• [Task prompt] All entries are to be given again verbatim.

• [Data rows]
** Begin **

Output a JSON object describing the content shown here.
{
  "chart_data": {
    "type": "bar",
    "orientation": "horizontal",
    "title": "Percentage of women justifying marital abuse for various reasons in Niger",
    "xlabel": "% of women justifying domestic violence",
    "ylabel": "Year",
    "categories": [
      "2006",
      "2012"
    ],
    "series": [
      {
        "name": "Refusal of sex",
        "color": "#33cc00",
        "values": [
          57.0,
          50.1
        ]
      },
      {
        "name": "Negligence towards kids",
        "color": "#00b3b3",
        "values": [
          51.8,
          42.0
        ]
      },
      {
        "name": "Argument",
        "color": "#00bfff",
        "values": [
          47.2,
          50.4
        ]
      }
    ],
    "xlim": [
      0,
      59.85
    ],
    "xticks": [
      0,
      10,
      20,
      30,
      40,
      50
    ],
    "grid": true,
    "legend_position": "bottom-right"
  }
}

** End **

• [Final result]
Output a JSON object describing the content shown here.
{
  "chart_data": {
    "type": "bar",
    "orientation": "horizontal",
    "title": "Percentage of women justifying marital abuse for various reasons in Niger",
    "xlabel": "% of women justifying domestic violence",
    "ylabel": "Year",
    "categories": [
      "2006",
      "2012"
    ],
    "series": [
      {
        "name": "Refusal of sex",
        "color": "#33cc00",
        "values": [
          57.0,
          50.1
        ]
      },
      {
        "name": "Negligence towards kids",
        "color": "#00b3b3",
        "values": [
          51.8,
          42.0
        ]
      },
      {
        "name": "Argument",
        "color": "#00bfff",
        "values": [
          47.2,
          50.4
        ]
      }
    ],
    "xlim": [
      0,
      59.85
    ],
    "xticks": [
      0,
      10,
      20,
      30,
      40,
      50
    ],
    "grid": true,
    "legend_position": "bottom-right"
  }
}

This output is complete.